Supplied records:
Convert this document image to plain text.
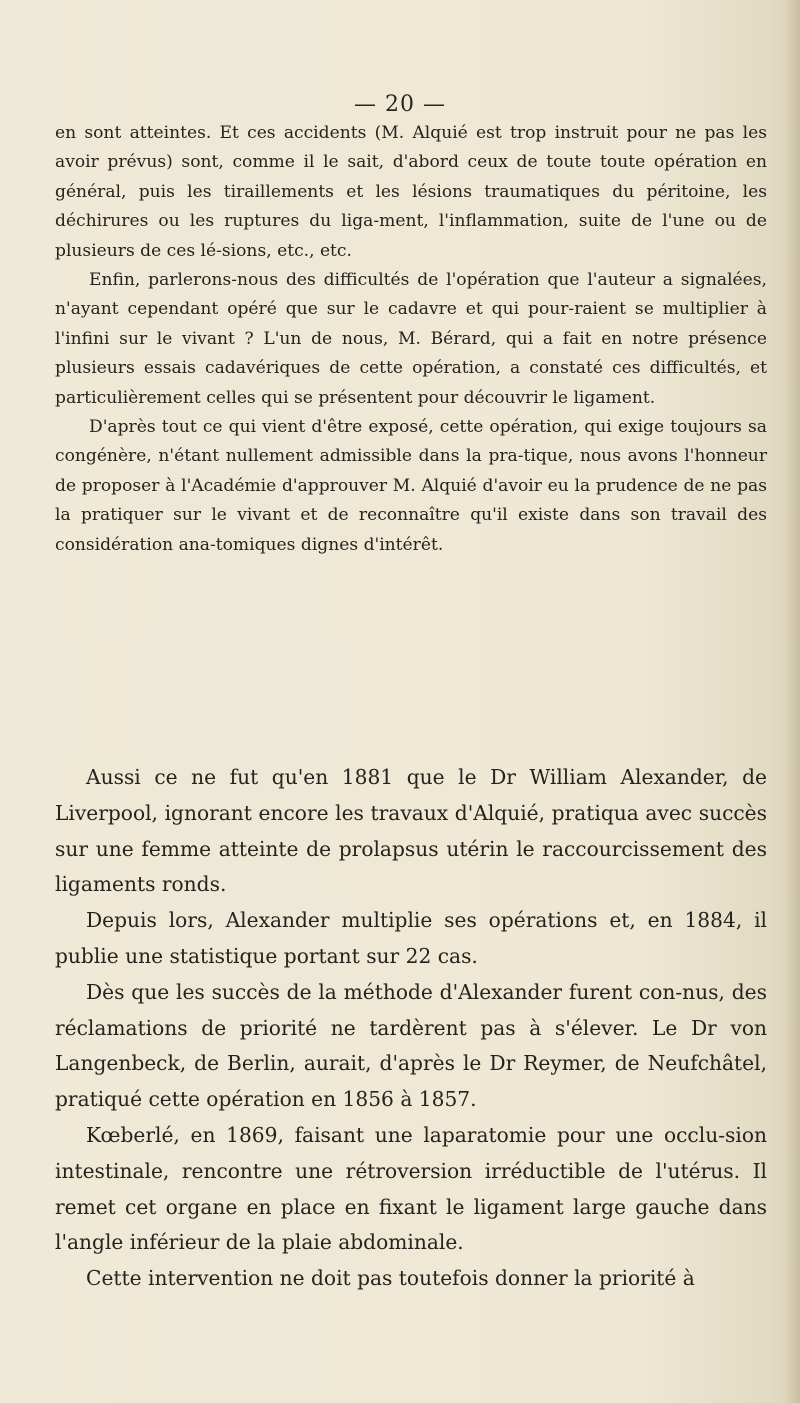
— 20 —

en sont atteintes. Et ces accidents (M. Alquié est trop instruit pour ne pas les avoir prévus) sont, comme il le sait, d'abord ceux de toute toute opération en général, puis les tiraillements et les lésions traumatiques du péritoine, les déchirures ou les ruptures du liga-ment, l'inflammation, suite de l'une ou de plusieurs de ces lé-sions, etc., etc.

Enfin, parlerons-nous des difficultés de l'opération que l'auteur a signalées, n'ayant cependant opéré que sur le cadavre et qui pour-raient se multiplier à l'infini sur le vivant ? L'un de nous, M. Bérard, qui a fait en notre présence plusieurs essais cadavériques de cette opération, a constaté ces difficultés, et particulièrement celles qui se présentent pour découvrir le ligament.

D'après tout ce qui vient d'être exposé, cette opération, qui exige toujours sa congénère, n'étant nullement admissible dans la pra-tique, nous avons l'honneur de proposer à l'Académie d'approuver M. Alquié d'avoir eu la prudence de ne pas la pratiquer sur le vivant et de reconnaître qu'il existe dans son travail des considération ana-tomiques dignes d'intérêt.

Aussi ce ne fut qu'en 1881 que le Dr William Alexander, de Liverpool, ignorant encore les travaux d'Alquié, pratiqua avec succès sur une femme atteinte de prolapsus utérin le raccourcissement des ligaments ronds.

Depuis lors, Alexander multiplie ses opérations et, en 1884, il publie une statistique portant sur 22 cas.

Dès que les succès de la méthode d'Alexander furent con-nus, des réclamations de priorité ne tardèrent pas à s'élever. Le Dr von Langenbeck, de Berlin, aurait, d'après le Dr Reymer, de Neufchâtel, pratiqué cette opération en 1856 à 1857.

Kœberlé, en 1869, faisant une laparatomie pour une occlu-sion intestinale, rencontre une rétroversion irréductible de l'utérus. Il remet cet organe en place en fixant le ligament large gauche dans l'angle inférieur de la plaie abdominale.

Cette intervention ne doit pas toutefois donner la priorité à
...
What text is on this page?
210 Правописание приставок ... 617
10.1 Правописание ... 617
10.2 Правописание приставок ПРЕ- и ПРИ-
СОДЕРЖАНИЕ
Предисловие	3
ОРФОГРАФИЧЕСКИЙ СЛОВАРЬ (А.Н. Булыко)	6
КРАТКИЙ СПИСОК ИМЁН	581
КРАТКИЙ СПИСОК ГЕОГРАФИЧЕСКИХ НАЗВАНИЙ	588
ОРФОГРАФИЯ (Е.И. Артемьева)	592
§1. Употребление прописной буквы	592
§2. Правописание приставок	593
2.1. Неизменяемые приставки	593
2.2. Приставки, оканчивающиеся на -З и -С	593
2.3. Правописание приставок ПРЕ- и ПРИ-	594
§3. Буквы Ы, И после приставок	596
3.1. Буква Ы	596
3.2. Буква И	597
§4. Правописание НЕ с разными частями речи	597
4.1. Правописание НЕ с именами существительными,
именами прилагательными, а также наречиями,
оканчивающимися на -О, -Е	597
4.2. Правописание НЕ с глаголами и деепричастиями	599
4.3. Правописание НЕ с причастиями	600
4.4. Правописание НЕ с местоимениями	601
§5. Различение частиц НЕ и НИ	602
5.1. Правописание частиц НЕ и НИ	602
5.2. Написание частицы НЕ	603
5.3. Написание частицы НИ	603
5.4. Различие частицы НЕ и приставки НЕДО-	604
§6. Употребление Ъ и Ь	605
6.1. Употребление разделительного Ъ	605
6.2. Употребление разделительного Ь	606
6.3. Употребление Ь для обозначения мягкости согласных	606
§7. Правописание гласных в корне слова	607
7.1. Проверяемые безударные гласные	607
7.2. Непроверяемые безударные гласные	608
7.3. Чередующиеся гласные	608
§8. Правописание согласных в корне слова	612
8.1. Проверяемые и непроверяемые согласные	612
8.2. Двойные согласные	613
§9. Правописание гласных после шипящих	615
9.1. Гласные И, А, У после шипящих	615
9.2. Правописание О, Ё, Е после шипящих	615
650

The task:
Check each line above for the word "this" and give the number of lines that have it, nothing else.

Finished exercise:
2